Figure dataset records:
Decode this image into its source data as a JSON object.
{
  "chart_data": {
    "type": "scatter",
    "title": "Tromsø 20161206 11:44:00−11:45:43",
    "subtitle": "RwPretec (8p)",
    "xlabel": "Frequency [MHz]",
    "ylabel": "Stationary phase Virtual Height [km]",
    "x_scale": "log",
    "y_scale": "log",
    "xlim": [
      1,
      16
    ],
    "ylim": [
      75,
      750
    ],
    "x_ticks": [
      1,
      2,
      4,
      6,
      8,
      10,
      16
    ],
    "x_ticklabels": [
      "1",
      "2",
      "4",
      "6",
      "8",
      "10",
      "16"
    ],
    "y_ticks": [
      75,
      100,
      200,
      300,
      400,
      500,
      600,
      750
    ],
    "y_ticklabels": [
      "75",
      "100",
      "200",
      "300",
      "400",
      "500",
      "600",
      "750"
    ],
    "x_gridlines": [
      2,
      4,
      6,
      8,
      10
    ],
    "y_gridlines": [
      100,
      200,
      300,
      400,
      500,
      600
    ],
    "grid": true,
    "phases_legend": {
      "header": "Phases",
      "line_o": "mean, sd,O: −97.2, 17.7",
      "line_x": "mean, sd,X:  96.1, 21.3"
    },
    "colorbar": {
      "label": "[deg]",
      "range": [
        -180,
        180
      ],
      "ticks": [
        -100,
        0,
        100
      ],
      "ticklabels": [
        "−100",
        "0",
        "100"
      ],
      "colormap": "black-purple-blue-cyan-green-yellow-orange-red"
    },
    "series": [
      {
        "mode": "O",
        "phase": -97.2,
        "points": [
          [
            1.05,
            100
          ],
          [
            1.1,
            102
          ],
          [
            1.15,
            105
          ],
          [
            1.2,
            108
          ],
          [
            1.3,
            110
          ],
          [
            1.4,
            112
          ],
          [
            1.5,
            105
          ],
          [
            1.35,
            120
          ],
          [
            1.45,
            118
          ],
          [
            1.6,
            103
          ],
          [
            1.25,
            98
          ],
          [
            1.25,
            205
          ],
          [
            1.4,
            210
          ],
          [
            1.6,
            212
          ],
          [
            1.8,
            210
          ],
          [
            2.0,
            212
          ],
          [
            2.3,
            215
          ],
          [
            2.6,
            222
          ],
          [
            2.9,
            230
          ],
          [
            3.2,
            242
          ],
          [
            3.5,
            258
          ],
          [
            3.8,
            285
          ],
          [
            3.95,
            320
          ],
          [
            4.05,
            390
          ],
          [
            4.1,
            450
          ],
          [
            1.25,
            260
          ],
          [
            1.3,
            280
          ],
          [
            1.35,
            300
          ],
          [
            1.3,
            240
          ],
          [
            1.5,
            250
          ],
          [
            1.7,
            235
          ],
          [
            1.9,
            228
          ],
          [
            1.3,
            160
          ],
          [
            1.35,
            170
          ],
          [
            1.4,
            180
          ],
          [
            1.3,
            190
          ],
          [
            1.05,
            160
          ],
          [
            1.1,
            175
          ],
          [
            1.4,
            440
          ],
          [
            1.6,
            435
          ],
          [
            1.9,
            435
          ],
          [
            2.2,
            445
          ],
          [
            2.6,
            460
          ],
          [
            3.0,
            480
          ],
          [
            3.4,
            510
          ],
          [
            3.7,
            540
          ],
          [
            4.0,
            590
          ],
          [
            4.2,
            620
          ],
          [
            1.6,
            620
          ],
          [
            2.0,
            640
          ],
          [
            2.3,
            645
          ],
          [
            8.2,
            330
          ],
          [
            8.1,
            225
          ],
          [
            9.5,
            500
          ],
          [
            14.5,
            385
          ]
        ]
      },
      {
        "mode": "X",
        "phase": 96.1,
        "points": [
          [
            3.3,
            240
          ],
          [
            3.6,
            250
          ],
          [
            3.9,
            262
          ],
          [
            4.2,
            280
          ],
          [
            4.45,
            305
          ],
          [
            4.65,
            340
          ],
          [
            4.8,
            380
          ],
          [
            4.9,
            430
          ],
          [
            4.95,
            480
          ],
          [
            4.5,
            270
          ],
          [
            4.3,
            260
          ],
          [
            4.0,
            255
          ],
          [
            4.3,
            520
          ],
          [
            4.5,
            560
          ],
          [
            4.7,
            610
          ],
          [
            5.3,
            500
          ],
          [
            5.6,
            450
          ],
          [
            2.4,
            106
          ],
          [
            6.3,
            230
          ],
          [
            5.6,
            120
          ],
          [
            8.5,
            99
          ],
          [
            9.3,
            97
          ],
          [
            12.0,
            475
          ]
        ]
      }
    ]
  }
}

* [Task statement] Copy out every line of the listing that contains the string "mean".

* [Finished task]
      "line_o": "mean, sd,O: −97.2, 17.7",
      "line_x": "mean, sd,X:  96.1, 21.3"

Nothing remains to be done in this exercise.